#### Data provided:
▬▬▬▬▬▬
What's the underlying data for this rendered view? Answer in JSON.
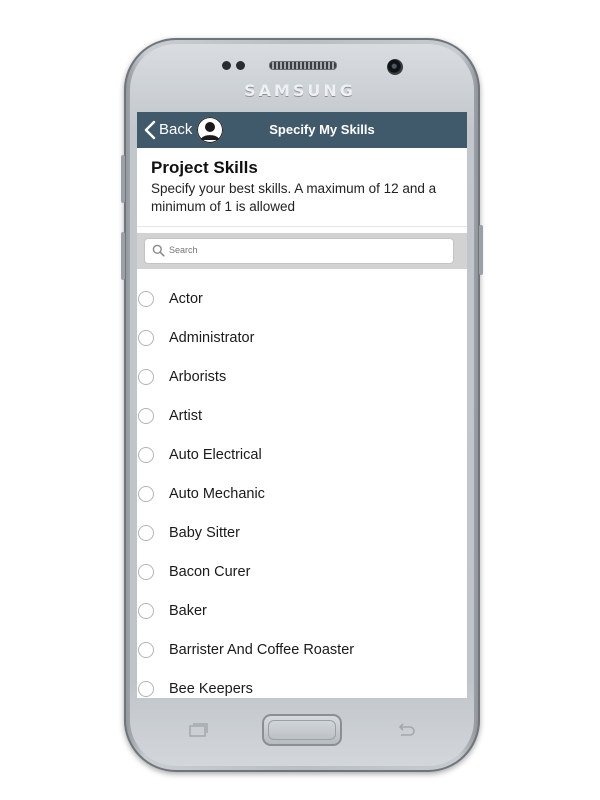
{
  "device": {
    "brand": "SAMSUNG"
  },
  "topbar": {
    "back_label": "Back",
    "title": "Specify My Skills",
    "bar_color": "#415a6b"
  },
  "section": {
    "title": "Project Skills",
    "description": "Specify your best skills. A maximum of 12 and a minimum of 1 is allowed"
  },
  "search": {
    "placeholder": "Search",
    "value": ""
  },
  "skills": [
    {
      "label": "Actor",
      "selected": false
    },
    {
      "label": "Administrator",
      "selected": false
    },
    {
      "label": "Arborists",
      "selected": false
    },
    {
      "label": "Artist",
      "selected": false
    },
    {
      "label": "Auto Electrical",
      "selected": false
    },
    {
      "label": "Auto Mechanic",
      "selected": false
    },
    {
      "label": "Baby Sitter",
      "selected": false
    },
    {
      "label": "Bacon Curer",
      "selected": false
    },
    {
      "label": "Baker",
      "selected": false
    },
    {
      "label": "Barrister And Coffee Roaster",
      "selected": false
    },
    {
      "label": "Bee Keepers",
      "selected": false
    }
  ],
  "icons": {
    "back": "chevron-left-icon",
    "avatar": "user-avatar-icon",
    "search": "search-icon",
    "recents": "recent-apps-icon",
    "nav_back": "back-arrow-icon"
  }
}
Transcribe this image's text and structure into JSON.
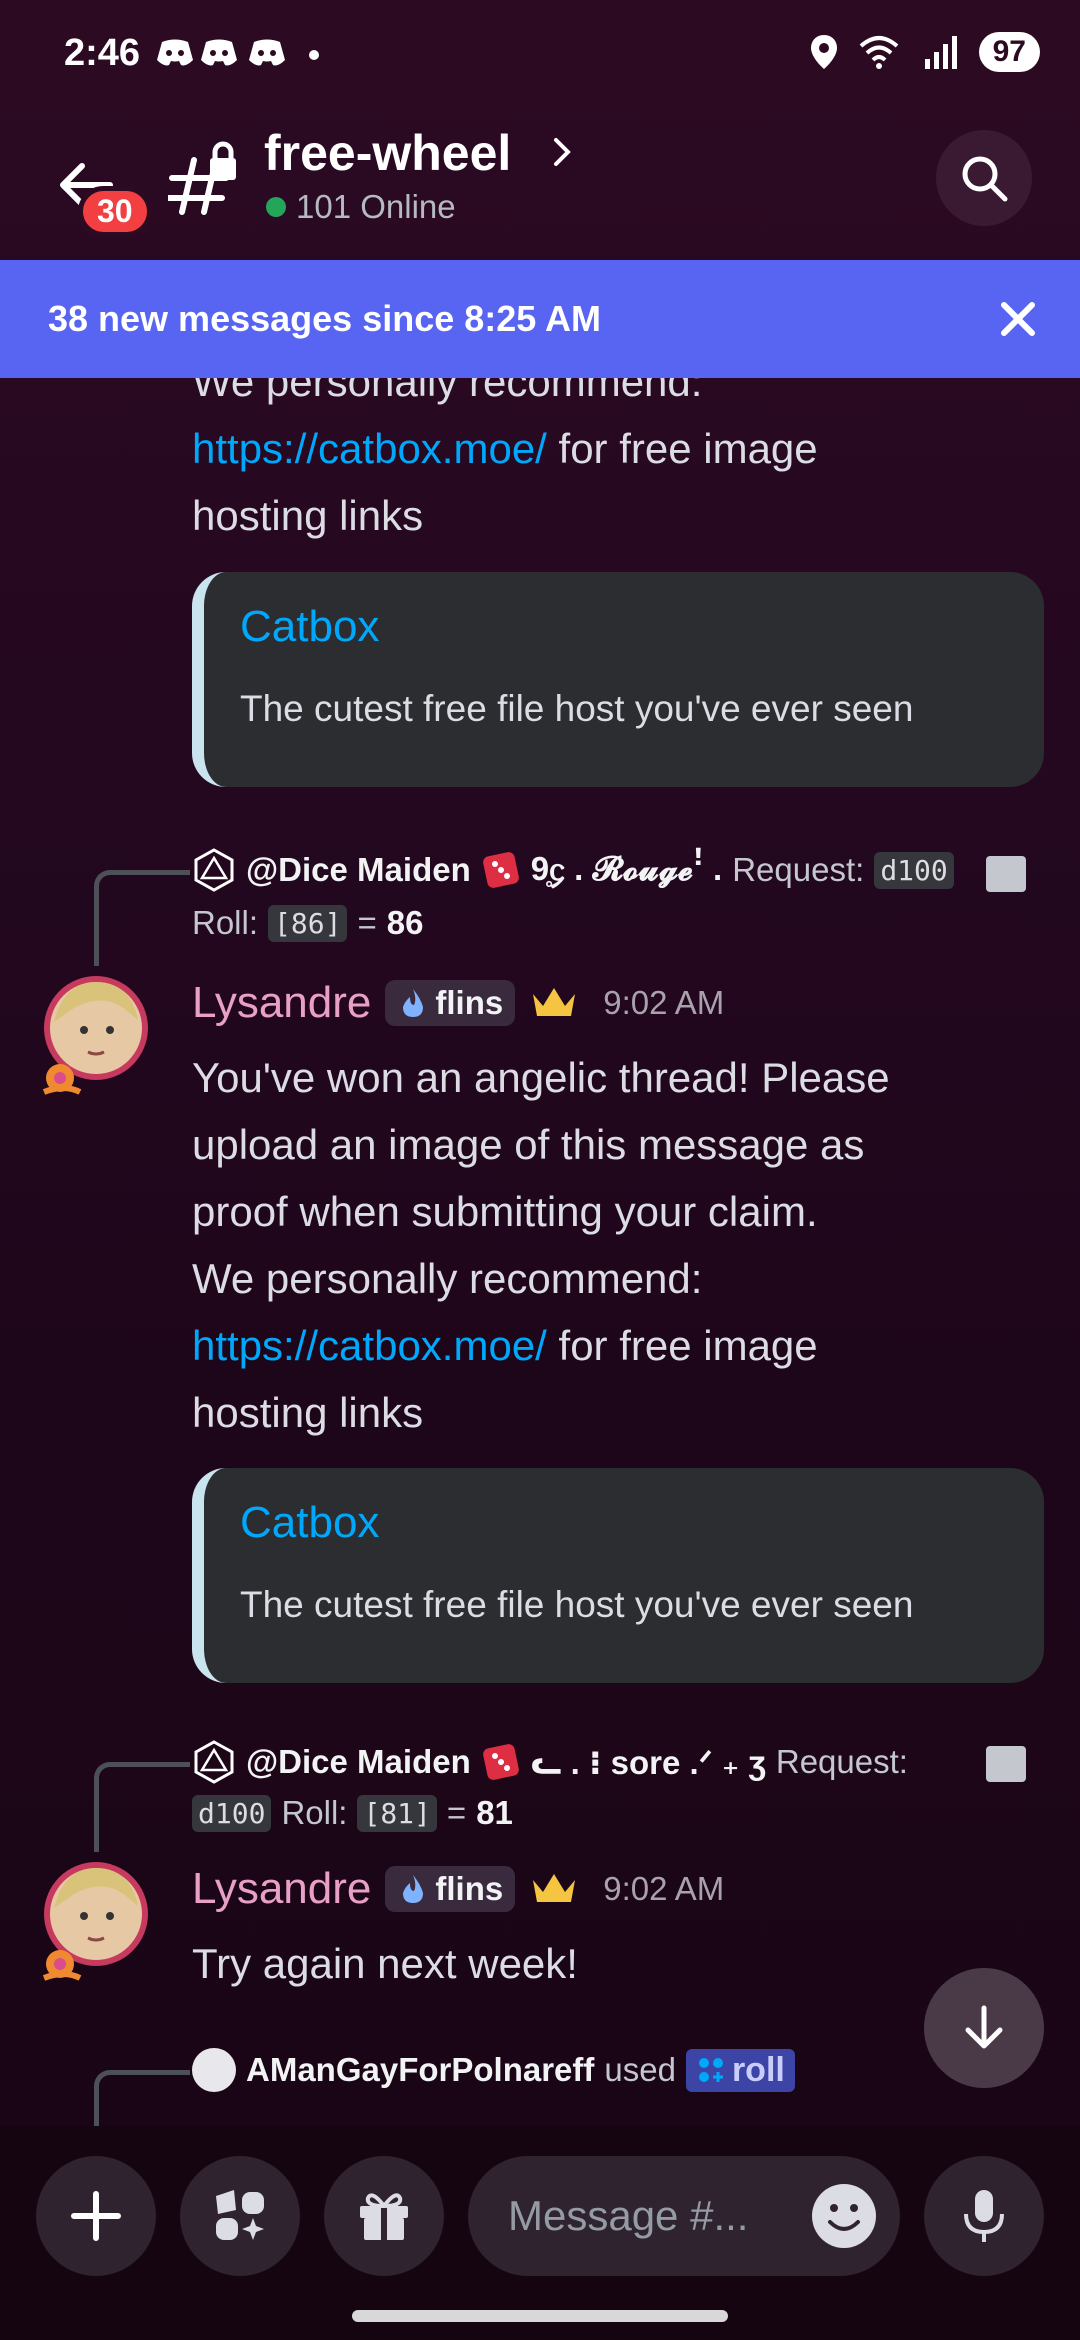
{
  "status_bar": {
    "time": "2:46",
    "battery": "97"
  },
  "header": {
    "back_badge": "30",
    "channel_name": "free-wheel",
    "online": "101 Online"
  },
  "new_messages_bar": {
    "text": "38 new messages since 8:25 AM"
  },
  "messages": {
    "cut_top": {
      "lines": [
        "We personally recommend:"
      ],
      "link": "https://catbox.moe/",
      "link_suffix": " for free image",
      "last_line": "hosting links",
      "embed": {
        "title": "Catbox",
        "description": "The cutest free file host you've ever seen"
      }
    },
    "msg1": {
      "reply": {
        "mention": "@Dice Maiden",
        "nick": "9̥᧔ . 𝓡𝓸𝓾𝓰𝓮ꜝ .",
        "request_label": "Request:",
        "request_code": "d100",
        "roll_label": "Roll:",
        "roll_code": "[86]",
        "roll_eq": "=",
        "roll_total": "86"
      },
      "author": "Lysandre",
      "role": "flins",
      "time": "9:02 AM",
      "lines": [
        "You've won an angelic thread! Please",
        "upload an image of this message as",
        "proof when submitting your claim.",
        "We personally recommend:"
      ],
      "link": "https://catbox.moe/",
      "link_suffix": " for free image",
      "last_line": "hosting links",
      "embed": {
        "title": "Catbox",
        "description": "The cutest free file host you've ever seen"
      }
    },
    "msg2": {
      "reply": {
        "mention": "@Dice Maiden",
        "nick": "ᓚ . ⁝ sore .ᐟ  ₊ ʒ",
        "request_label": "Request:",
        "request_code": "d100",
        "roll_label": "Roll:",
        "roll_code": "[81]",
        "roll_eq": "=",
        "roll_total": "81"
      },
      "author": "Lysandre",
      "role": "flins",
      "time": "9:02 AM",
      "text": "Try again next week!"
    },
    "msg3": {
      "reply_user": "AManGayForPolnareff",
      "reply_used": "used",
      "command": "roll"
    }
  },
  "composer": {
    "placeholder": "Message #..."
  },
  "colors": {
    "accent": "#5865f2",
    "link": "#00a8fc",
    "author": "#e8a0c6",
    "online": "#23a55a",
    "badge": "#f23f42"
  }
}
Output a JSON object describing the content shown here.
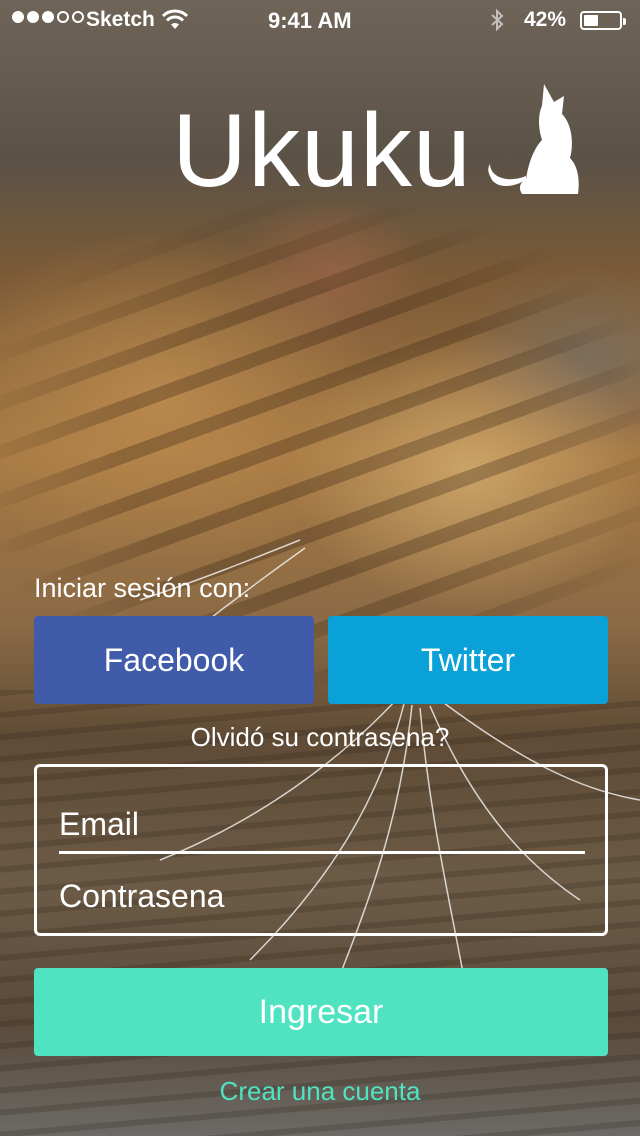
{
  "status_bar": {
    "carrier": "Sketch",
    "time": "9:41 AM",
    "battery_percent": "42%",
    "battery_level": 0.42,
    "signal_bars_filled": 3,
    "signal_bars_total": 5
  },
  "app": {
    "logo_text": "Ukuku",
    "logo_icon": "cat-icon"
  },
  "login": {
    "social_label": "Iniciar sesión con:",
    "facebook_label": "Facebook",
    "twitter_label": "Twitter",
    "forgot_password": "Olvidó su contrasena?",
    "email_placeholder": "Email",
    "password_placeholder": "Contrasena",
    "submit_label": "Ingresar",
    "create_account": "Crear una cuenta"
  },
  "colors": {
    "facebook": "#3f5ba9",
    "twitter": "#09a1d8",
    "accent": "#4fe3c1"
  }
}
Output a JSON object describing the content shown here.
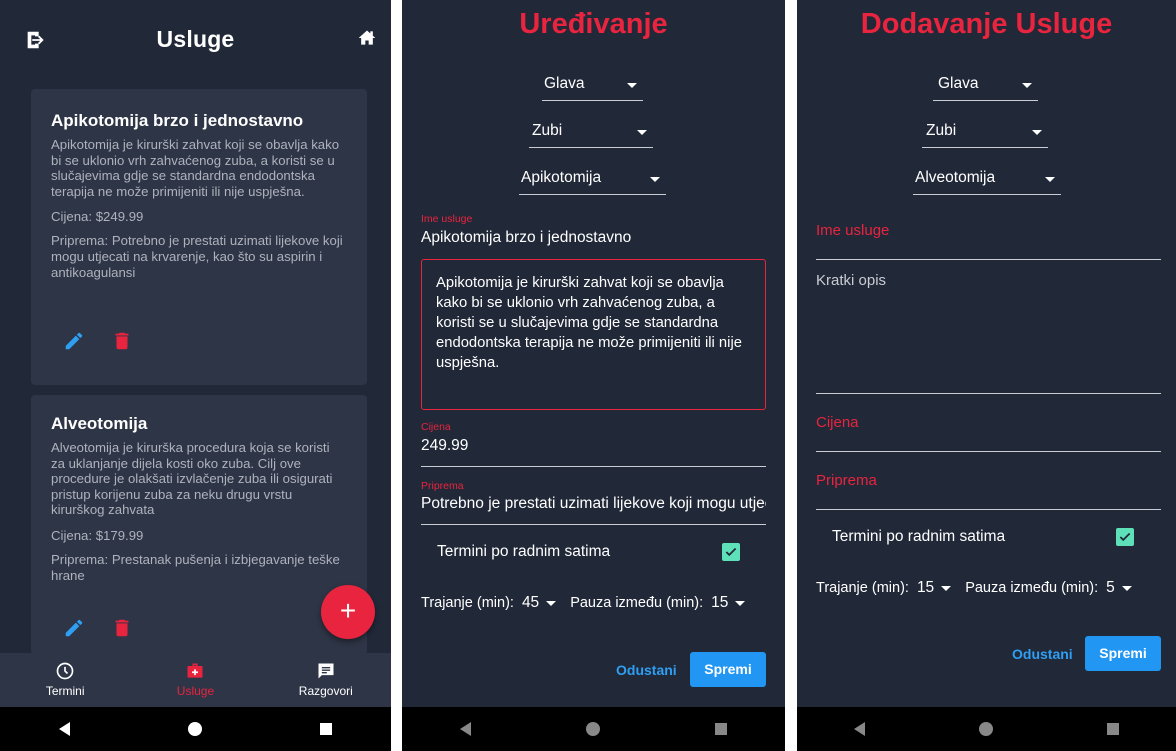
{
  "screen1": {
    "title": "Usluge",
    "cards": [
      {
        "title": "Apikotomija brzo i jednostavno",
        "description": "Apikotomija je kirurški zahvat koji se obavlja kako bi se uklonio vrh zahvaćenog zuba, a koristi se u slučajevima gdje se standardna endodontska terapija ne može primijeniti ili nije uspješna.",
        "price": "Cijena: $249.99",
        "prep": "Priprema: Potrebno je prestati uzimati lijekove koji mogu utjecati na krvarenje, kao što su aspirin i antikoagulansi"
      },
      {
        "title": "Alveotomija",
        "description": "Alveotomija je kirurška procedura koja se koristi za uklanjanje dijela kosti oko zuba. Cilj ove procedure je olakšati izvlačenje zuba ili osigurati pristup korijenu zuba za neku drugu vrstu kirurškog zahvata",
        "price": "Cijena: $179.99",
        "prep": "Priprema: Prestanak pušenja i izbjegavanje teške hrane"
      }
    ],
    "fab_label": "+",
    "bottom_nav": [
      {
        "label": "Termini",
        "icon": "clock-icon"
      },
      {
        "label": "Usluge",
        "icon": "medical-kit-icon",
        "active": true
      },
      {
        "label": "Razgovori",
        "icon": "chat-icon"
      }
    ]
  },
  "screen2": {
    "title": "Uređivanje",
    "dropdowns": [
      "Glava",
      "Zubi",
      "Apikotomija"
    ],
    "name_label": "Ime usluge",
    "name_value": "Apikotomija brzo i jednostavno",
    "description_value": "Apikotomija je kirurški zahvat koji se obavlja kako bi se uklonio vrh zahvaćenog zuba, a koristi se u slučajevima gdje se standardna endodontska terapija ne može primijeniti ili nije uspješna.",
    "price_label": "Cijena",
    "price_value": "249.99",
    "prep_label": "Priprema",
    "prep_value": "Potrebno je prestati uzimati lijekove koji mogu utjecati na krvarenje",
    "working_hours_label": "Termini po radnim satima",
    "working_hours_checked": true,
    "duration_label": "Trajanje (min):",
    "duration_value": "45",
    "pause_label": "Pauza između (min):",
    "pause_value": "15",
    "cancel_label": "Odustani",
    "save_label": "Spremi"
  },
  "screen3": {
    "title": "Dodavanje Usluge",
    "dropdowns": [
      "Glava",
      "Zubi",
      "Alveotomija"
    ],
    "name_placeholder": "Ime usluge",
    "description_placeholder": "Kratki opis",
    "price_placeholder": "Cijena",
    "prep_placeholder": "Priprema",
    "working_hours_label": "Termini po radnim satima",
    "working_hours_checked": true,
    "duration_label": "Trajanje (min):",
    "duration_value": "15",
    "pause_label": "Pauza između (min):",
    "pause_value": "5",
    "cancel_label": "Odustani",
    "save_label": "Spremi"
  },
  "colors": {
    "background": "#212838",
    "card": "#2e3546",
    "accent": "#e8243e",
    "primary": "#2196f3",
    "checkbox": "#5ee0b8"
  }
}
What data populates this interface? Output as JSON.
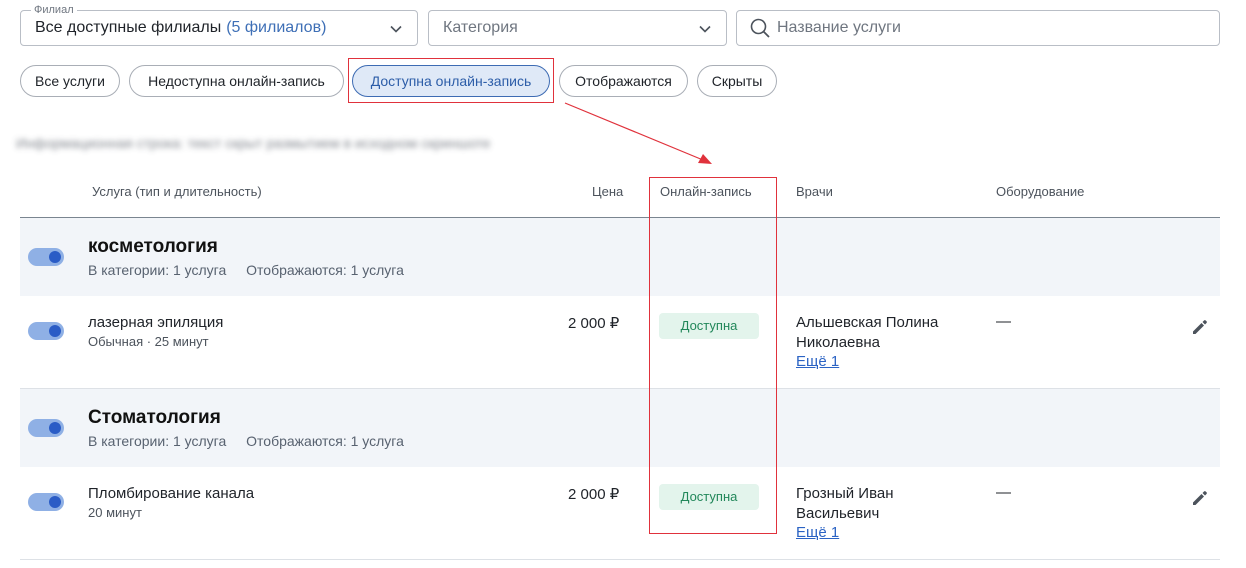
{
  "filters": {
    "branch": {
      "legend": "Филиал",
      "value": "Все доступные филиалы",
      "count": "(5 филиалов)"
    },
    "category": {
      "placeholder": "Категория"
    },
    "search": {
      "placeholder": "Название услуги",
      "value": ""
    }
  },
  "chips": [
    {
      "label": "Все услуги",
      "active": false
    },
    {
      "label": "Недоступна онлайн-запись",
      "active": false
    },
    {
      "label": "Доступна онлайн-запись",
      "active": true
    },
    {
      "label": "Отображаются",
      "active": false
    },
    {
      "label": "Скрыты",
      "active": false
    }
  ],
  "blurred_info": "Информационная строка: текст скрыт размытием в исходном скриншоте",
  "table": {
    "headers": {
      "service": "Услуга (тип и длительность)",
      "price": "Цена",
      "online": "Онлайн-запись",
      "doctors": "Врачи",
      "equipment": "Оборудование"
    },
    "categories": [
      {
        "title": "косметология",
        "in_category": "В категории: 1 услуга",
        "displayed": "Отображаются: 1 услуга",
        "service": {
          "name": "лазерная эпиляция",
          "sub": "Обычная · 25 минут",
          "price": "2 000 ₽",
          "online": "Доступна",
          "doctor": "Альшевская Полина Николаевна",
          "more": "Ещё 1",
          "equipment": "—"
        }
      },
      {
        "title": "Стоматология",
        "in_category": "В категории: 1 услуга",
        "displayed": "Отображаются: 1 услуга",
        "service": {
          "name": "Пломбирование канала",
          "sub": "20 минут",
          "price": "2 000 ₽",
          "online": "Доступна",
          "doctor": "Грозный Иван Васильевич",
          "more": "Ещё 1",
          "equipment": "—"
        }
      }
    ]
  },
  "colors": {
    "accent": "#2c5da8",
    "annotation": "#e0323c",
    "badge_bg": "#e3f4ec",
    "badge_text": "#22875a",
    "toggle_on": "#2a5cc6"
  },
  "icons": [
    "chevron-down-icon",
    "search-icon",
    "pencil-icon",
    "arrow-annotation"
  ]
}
▬▬▬▬▬▬
#### Problem details:
Search the records for the string "nije" and return every line in which it occurs.

#### Solved exercise:
        "description": "Apikotomija je kirurški zahvat koji se obavlja kako bi se uklonio vrh zahvaćenog zuba, a koristi se u slučajevima gdje se standardna endodontska terapija ne može primijeniti ili nije uspješna.",
    "description_value": "Apikotomija je kirurški zahvat koji se obavlja kako bi se uklonio vrh zahvaćenog zuba, a koristi se u slučajevima gdje se standardna endodontska terapija ne može primijeniti ili nije uspješna.",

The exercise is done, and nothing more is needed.